# [Information supplied]
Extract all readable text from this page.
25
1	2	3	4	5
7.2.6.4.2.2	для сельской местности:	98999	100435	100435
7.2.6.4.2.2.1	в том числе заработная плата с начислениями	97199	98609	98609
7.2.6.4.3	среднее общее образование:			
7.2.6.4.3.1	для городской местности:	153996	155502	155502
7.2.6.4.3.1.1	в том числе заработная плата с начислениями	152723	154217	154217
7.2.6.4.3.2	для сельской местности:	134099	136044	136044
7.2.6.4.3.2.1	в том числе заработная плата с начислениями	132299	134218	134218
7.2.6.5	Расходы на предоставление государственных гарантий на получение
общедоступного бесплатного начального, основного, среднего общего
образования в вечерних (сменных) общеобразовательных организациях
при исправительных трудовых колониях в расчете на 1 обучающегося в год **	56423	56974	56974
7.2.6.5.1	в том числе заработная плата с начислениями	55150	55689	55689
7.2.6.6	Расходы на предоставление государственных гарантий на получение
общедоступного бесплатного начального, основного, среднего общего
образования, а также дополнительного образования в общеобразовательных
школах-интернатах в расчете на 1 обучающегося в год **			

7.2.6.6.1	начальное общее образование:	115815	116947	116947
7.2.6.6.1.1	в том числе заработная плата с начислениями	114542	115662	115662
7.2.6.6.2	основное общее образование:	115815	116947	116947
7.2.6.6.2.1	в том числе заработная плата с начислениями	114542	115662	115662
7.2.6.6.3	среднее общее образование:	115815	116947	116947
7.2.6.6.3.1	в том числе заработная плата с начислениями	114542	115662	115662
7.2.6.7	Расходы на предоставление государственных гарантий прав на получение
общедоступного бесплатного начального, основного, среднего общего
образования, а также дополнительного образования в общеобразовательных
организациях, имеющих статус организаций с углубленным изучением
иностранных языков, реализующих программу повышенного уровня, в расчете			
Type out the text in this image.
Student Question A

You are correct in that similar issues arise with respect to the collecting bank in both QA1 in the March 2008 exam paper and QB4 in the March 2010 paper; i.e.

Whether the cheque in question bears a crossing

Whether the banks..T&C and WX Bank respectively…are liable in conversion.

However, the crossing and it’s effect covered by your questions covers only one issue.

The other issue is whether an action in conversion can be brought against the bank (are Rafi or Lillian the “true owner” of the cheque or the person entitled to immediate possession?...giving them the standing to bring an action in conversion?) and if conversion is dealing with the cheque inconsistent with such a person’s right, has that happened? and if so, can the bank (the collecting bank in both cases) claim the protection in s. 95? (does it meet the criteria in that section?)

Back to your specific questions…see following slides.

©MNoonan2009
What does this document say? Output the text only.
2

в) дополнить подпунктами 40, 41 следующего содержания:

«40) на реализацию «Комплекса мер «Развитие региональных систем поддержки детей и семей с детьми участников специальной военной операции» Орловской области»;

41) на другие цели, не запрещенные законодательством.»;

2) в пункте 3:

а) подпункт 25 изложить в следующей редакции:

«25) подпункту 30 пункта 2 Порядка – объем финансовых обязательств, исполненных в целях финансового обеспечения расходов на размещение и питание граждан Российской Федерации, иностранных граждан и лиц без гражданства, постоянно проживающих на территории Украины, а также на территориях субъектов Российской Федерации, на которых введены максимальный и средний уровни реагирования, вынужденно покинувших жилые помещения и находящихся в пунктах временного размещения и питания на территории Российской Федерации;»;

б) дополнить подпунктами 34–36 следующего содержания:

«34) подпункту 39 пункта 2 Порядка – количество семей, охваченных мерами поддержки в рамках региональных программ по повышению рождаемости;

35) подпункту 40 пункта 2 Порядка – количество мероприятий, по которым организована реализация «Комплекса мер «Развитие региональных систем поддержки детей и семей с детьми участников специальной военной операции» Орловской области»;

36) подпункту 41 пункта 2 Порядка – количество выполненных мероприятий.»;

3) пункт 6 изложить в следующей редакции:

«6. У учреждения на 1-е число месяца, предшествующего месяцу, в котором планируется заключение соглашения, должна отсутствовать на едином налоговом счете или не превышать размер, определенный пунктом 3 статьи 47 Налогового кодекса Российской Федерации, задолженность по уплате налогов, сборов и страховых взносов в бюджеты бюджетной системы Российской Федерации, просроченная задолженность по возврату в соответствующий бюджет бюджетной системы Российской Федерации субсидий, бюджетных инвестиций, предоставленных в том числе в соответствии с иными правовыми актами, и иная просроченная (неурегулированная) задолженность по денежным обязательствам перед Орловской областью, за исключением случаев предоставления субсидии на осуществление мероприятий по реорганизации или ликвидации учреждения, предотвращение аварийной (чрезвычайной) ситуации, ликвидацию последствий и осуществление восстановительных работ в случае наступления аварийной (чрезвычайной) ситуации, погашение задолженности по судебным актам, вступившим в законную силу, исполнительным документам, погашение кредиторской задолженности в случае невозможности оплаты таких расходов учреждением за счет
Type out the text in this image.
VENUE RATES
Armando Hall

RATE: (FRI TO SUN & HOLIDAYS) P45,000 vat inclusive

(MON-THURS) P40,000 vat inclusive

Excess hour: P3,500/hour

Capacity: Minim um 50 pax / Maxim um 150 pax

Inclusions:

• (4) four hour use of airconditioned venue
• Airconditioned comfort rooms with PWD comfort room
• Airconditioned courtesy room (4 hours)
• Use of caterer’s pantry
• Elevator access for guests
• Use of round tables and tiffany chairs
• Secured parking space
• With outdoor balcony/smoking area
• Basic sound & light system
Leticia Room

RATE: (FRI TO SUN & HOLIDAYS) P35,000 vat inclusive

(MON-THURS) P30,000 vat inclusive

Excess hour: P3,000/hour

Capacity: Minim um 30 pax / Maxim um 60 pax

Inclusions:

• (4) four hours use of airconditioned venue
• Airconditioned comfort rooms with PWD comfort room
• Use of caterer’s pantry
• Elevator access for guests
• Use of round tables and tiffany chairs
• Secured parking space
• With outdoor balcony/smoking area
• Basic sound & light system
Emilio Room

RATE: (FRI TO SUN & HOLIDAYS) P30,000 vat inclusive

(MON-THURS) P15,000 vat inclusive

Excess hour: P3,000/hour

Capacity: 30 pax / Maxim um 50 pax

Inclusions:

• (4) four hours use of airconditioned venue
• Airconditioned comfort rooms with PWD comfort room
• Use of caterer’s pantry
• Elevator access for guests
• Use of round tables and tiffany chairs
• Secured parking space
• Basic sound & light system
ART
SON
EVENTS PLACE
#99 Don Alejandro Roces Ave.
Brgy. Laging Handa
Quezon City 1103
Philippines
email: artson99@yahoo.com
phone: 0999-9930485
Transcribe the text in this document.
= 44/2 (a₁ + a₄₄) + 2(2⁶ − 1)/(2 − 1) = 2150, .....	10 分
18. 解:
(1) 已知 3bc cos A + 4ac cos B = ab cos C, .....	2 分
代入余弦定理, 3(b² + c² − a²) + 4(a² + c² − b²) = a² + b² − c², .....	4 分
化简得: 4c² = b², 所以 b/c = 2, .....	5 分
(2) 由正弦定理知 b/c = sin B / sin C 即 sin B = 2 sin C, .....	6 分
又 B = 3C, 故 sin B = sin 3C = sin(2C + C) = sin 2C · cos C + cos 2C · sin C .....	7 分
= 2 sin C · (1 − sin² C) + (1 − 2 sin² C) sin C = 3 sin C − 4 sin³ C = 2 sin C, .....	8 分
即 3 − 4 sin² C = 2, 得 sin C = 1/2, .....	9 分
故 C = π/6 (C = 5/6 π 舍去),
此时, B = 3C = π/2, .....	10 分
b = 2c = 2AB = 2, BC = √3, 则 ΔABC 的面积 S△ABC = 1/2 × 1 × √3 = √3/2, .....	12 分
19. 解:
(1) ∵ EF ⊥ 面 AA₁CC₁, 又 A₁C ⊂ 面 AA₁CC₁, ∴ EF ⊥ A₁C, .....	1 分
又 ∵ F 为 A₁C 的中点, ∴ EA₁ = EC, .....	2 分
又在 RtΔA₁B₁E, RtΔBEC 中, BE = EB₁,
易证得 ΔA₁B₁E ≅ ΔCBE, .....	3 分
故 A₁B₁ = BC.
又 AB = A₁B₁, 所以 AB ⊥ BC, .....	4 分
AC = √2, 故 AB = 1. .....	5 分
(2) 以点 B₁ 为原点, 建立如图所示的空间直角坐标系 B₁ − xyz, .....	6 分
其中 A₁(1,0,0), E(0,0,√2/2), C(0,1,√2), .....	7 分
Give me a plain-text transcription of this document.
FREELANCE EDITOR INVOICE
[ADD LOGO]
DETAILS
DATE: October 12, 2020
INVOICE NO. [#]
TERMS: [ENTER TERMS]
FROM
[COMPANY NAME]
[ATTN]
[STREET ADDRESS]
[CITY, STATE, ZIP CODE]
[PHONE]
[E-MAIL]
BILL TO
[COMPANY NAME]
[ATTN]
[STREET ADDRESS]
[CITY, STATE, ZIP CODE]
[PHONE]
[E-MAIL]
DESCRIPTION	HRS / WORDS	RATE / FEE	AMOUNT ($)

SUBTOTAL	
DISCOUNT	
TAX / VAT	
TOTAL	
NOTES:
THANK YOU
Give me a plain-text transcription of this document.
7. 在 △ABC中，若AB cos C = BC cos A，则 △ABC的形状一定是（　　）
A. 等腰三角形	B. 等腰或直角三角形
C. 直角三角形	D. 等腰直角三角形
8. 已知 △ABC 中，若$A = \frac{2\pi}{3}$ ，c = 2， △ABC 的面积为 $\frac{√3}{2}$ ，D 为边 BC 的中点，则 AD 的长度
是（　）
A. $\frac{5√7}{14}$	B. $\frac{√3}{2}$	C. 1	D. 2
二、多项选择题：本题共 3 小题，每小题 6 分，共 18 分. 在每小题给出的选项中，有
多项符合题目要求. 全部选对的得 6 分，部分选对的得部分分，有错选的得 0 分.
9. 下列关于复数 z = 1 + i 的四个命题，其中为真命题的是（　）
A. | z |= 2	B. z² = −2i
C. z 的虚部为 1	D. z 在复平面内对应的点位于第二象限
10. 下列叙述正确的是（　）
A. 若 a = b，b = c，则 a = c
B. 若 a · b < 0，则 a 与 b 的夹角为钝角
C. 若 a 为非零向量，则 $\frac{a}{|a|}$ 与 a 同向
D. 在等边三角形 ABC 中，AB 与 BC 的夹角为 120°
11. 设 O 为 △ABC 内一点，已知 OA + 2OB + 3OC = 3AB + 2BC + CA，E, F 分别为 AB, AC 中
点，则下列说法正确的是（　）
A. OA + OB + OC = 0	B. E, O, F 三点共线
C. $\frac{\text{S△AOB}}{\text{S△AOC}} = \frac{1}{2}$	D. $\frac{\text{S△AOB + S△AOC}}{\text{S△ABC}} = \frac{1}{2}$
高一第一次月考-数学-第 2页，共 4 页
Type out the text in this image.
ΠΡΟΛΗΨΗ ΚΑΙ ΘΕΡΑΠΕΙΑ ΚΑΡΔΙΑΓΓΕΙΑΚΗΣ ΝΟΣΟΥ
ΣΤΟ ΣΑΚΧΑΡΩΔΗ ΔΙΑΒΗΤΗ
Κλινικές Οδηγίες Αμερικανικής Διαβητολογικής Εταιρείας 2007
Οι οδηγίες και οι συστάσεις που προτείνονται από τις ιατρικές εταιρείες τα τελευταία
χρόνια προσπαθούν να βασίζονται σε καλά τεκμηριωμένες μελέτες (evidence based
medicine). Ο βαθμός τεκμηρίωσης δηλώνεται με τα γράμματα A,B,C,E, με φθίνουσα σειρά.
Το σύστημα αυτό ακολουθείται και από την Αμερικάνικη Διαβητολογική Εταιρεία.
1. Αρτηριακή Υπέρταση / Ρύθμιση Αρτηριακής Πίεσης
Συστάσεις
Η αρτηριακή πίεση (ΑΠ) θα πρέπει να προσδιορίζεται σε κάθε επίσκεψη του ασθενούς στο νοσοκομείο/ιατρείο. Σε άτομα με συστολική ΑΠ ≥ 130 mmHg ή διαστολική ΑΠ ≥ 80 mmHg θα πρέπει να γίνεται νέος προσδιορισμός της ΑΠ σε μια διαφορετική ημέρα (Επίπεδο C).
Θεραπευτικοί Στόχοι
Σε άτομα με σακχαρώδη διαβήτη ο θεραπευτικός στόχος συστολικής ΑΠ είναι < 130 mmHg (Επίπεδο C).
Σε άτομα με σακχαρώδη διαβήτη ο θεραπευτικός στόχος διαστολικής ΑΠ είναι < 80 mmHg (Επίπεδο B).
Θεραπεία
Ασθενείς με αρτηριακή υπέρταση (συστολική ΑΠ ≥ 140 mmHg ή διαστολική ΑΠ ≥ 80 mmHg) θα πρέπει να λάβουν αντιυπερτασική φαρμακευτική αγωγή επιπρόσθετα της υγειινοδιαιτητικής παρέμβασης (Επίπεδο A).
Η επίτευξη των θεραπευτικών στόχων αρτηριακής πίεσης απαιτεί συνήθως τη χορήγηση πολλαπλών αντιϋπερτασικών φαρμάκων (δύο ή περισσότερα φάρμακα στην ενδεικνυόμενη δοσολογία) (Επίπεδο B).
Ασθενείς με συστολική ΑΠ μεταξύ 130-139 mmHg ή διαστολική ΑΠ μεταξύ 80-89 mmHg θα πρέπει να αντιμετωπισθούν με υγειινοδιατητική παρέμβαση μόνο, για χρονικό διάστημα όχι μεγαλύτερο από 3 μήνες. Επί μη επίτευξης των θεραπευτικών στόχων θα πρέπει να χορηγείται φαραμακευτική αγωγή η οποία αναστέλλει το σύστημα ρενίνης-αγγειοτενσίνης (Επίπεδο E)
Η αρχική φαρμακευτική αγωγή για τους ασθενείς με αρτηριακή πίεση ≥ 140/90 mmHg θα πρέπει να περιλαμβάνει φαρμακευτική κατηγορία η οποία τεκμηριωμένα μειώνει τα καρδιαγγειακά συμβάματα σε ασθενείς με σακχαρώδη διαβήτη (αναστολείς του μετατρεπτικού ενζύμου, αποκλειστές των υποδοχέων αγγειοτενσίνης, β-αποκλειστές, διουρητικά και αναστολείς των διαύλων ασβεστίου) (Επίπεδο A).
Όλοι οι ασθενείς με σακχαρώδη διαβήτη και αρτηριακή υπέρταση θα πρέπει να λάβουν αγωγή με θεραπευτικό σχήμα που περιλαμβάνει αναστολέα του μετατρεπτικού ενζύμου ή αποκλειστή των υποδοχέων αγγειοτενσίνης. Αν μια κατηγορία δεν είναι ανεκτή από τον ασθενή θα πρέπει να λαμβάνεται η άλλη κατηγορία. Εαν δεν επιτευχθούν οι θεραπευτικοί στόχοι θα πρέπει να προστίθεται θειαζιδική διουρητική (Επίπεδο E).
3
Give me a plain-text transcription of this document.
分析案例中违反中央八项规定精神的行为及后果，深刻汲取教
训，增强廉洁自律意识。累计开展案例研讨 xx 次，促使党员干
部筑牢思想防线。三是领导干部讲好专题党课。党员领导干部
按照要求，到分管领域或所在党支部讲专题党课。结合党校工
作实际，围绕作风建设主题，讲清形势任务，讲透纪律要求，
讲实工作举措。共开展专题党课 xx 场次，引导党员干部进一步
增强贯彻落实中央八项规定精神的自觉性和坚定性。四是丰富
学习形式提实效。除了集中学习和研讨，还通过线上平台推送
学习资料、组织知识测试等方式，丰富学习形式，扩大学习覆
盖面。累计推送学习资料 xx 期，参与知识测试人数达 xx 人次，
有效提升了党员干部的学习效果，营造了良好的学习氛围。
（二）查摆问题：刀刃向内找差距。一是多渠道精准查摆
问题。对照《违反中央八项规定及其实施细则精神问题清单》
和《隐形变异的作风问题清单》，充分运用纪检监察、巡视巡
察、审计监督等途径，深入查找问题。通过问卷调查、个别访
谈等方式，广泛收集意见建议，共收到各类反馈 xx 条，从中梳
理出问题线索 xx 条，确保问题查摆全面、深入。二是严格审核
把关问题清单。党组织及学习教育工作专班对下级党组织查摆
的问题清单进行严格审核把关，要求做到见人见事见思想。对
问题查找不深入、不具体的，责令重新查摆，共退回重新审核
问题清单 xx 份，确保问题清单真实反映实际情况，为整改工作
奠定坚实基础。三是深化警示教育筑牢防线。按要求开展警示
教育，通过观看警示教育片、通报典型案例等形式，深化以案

# [Given exercise]
Lines containing the string "подпунктами" are to be selected and copied.

# [Exercise answer]
в) дополнить подпунктами 40, 41 следующего содержания:
б) дополнить подпунктами 34–36 следующего содержания:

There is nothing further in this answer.